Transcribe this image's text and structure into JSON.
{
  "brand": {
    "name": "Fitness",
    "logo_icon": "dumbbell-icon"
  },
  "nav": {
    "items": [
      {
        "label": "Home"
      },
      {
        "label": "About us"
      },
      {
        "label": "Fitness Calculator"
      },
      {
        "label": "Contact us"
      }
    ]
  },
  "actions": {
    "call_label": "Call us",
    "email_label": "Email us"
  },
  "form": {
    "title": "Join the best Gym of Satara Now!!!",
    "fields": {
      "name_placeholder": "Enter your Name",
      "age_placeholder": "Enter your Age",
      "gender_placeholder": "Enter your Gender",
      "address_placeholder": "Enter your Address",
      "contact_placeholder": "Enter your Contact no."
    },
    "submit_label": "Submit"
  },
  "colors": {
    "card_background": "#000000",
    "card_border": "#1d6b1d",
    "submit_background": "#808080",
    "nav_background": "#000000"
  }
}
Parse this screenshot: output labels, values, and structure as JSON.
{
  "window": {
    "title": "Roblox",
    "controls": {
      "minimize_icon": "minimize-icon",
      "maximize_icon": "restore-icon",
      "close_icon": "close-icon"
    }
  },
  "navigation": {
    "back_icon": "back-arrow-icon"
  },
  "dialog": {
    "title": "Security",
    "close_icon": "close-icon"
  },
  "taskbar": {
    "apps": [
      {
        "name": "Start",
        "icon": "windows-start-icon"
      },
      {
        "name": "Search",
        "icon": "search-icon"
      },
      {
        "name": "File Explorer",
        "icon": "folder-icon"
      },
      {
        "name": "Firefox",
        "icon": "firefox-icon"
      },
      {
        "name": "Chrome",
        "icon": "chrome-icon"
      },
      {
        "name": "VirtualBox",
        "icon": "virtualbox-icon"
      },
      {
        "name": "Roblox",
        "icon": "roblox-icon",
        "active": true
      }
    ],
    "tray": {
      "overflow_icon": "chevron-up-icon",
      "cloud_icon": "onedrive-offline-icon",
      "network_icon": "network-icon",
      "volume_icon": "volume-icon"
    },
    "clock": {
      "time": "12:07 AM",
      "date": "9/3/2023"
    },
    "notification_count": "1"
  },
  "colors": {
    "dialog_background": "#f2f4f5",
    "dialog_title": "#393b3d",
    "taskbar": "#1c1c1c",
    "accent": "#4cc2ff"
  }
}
************
* **WORK REQUIRED**: Gather every line containing the word "JSON" and copy it.

* **ANSWER TO THIS PROBLEM**:
Transcribe this image's text and structure into JSON.
Parse this screenshot: output labels, values, and structure as JSON.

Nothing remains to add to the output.